| RECORD EXTRACTS |
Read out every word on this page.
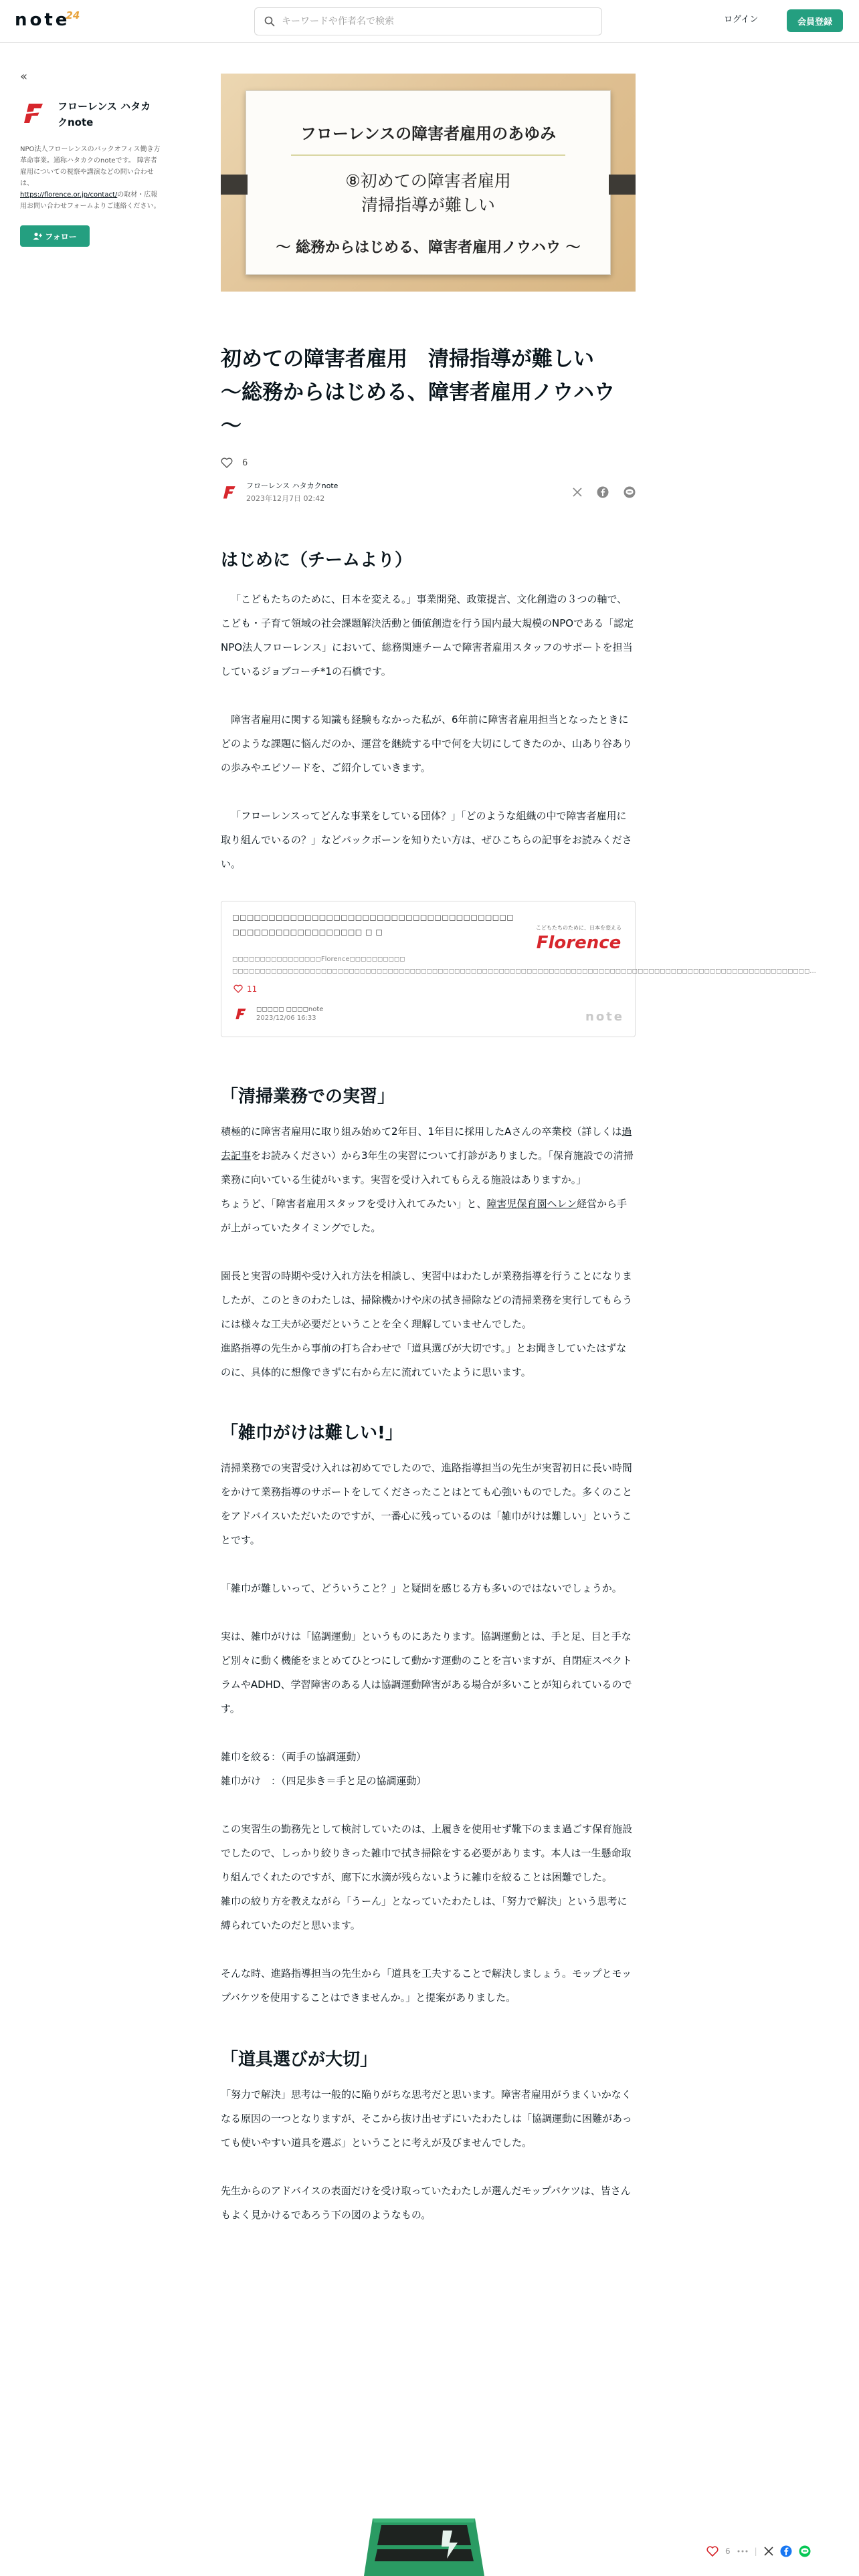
note24
キーワードや作者名で検索	ログイン	会員登録
«
フローレンス ハタカクnote
NPO法人フローレンスのバックオフィス働き方革命事業。通称ハタカクのnoteです。 障害者雇用についての視察や講演などの問い合わせは、
https://florence.or.jp/contact/の取材・広報用お問い合わせフォームよりご連絡ください。
フォロー
フローレンスの障害者雇用のあゆみ
⑧初めての障害者雇用
清掃指導が難しい
〜 総務からはじめる、障害者雇用ノウハウ 〜
初めての障害者雇用　清掃指導が難しい
〜総務からはじめる、障害者雇用ノウハウ
〜
6
フローレンス ハタカクnote
2023年12月7日 02:42
はじめに（チームより）

「こどもたちのために、日本を変える。」事業開発、政策提言、文化創造の３つの軸で、こども・子育て領域の社会課題解決活動と価値創造を行う国内最大規模のNPOである「認定NPO法人フローレンス」において、総務関連チームで障害者雇用スタッフのサポートを担当しているジョブコーチ*1の石橋です。

障害者雇用に関する知識も経験もなかった私が、6年前に障害者雇用担当となったときにどのような課題に悩んだのか、運営を継続する中で何を大切にしてきたのか、山あり谷ありの歩みやエピソードを、ご紹介していきます。

「フローレンスってどんな事業をしている団体？」「どのような組織の中で障害者雇用に取り組んでいるの？」などバックボーンを知りたい方は、ぜひこちらの記事をお読みください。

◻◻◻◻◻◻◻◻◻◻◻◻◻◻◻◻◻◻◻◻◻◻◻◻◻◻◻◻◻◻◻◻◻◻◻◻◻◻◻ ◻◻◻◻◻◻◻◻◻◻◻◻◻◻◻◻◻◻ ◻ ◻
◻◻◻◻◻◻◻◻◻◻◻◻◻◻◻◻Florence◻◻◻◻◻◻◻◻◻◻ ◻◻◻◻◻◻◻◻◻◻◻◻◻◻◻◻◻◻◻◻◻◻◻◻◻◻◻◻◻◻◻◻◻◻◻◻◻◻◻◻◻◻◻◻◻◻◻◻◻◻◻◻◻◻◻◻◻◻◻◻◻◻◻◻◻◻◻◻◻◻◻◻◻◻◻◻◻◻◻◻◻◻◻◻◻◻◻◻◻◻◻◻◻◻◻◻◻◻◻◻◻◻◻◻...
こどもたちのために、日本を変える
Florence
11
◻◻◻◻◻ ◻◻◻◻note
2023/12/06 16:33	note
「清掃業務での実習」

積極的に障害者雇用に取り組み始めて2年目、1年目に採用したAさんの卒業校（詳しくは過去記事をお読みください）から3年生の実習について打診がありました。「保育施設での清掃業務に向いている生徒がいます。実習を受け入れてもらえる施設はありますか。」
ちょうど、「障害者雇用スタッフを受け入れてみたい」と、障害児保育園ヘレン経営から手が上がっていたタイミングでした。

園長と実習の時期や受け入れ方法を相談し、実習中はわたしが業務指導を行うことになりましたが、このときのわたしは、掃除機かけや床の拭き掃除などの清掃業務を実行してもらうには様々な工夫が必要だということを全く理解していませんでした。
進路指導の先生から事前の打ち合わせで「道具選びが大切です。」とお聞きしていたはずなのに、具体的に想像できずに右から左に流れていたように思います。

「雑巾がけは難しい!」

清掃業務での実習受け入れは初めてでしたので、進路指導担当の先生が実習初日に長い時間をかけて業務指導のサポートをしてくださったことはとても心強いものでした。多くのことをアドバイスいただいたのですが、一番心に残っているのは「雑巾がけは難しい」ということです。

「雑巾が難しいって、どういうこと？」と疑問を感じる方も多いのではないでしょうか。

実は、雑巾がけは「協調運動」というものにあたります。協調運動とは、手と足、目と手など別々に動く機能をまとめてひとつにして動かす運動のことを言いますが、自閉症スペクトラムやADHD、学習障害のある人は協調運動障害がある場合が多いことが知られているのです。

雑巾を絞る：（両手の協調運動）
雑巾がけ　：（四足歩き＝手と足の協調運動）

この実習生の勤務先として検討していたのは、上履きを使用せず靴下のまま過ごす保育施設でしたので、しっかり絞りきった雑巾で拭き掃除をする必要があります。本人は一生懸命取り組んでくれたのですが、廊下に水滴が残らないように雑巾を絞ることは困難でした。
雑巾の絞り方を教えながら「うーん」となっていたわたしは、「努力で解決」という思考に縛られていたのだと思います。

そんな時、進路指導担当の先生から「道具を工夫することで解決しましょう。モップとモップバケツを使用することはできませんか。」と提案がありました。

「道具選びが大切」

「努力で解決」思考は一般的に陥りがちな思考だと思います。障害者雇用がうまくいかなくなる原因の一つとなりますが、そこから抜け出せずにいたわたしは「協調運動に困難があっても使いやすい道具を選ぶ」ということに考えが及びませんでした。

先生からのアドバイスの表面だけを受け取っていたわたしが選んだモップバケツは、皆さんもよく見かけるであろう下の図のようなもの。

6	|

| GIVEN TASK |
Can the entries above be repeated exactly, without their pictures?

| PROBLEM SOLUTION |
Read out every word on this page.
note24
キーワードや作者名で検索	ログイン	会員登録
«
フローレンス ハタカクnote
NPO法人フローレンスのバックオフィス働き方革命事業。通称ハタカクのnoteです。 障害者雇用についての視察や講演などの問い合わせは、
https://florence.or.jp/contact/の取材・広報用お問い合わせフォームよりご連絡ください。
フォロー
フローレンスの障害者雇用のあゆみ
⑧初めての障害者雇用
清掃指導が難しい
〜 総務からはじめる、障害者雇用ノウハウ 〜
初めての障害者雇用　清掃指導が難しい
〜総務からはじめる、障害者雇用ノウハウ
〜
6
フローレンス ハタカクnote
2023年12月7日 02:42
はじめに（チームより）

「こどもたちのために、日本を変える。」事業開発、政策提言、文化創造の３つの軸で、こども・子育て領域の社会課題解決活動と価値創造を行う国内最大規模のNPOである「認定NPO法人フローレンス」において、総務関連チームで障害者雇用スタッフのサポートを担当しているジョブコーチ*1の石橋です。

障害者雇用に関する知識も経験もなかった私が、6年前に障害者雇用担当となったときにどのような課題に悩んだのか、運営を継続する中で何を大切にしてきたのか、山あり谷ありの歩みやエピソードを、ご紹介していきます。

「フローレンスってどんな事業をしている団体？」「どのような組織の中で障害者雇用に取り組んでいるの？」などバックボーンを知りたい方は、ぜひこちらの記事をお読みください。

◻◻◻◻◻◻◻◻◻◻◻◻◻◻◻◻◻◻◻◻◻◻◻◻◻◻◻◻◻◻◻◻◻◻◻◻◻◻◻ ◻◻◻◻◻◻◻◻◻◻◻◻◻◻◻◻◻◻ ◻ ◻
◻◻◻◻◻◻◻◻◻◻◻◻◻◻◻◻Florence◻◻◻◻◻◻◻◻◻◻ ◻◻◻◻◻◻◻◻◻◻◻◻◻◻◻◻◻◻◻◻◻◻◻◻◻◻◻◻◻◻◻◻◻◻◻◻◻◻◻◻◻◻◻◻◻◻◻◻◻◻◻◻◻◻◻◻◻◻◻◻◻◻◻◻◻◻◻◻◻◻◻◻◻◻◻◻◻◻◻◻◻◻◻◻◻◻◻◻◻◻◻◻◻◻◻◻◻◻◻◻◻◻◻◻...
こどもたちのために、日本を変える
Florence
11
◻◻◻◻◻ ◻◻◻◻note
2023/12/06 16:33	note
「清掃業務での実習」

積極的に障害者雇用に取り組み始めて2年目、1年目に採用したAさんの卒業校（詳しくは過去記事をお読みください）から3年生の実習について打診がありました。「保育施設での清掃業務に向いている生徒がいます。実習を受け入れてもらえる施設はありますか。」
ちょうど、「障害者雇用スタッフを受け入れてみたい」と、障害児保育園ヘレン経営から手が上がっていたタイミングでした。

園長と実習の時期や受け入れ方法を相談し、実習中はわたしが業務指導を行うことになりましたが、このときのわたしは、掃除機かけや床の拭き掃除などの清掃業務を実行してもらうには様々な工夫が必要だということを全く理解していませんでした。
進路指導の先生から事前の打ち合わせで「道具選びが大切です。」とお聞きしていたはずなのに、具体的に想像できずに右から左に流れていたように思います。

「雑巾がけは難しい!」

清掃業務での実習受け入れは初めてでしたので、進路指導担当の先生が実習初日に長い時間をかけて業務指導のサポートをしてくださったことはとても心強いものでした。多くのことをアドバイスいただいたのですが、一番心に残っているのは「雑巾がけは難しい」ということです。

「雑巾が難しいって、どういうこと？」と疑問を感じる方も多いのではないでしょうか。

実は、雑巾がけは「協調運動」というものにあたります。協調運動とは、手と足、目と手など別々に動く機能をまとめてひとつにして動かす運動のことを言いますが、自閉症スペクトラムやADHD、学習障害のある人は協調運動障害がある場合が多いことが知られているのです。

雑巾を絞る：（両手の協調運動）
雑巾がけ　：（四足歩き＝手と足の協調運動）

この実習生の勤務先として検討していたのは、上履きを使用せず靴下のまま過ごす保育施設でしたので、しっかり絞りきった雑巾で拭き掃除をする必要があります。本人は一生懸命取り組んでくれたのですが、廊下に水滴が残らないように雑巾を絞ることは困難でした。
雑巾の絞り方を教えながら「うーん」となっていたわたしは、「努力で解決」という思考に縛られていたのだと思います。

そんな時、進路指導担当の先生から「道具を工夫することで解決しましょう。モップとモップバケツを使用することはできませんか。」と提案がありました。

「道具選びが大切」

「努力で解決」思考は一般的に陥りがちな思考だと思います。障害者雇用がうまくいかなくなる原因の一つとなりますが、そこから抜け出せずにいたわたしは「協調運動に困難があっても使いやすい道具を選ぶ」ということに考えが及びませんでした。

先生からのアドバイスの表面だけを受け取っていたわたしが選んだモップバケツは、皆さんもよく見かけるであろう下の図のようなもの。

6	|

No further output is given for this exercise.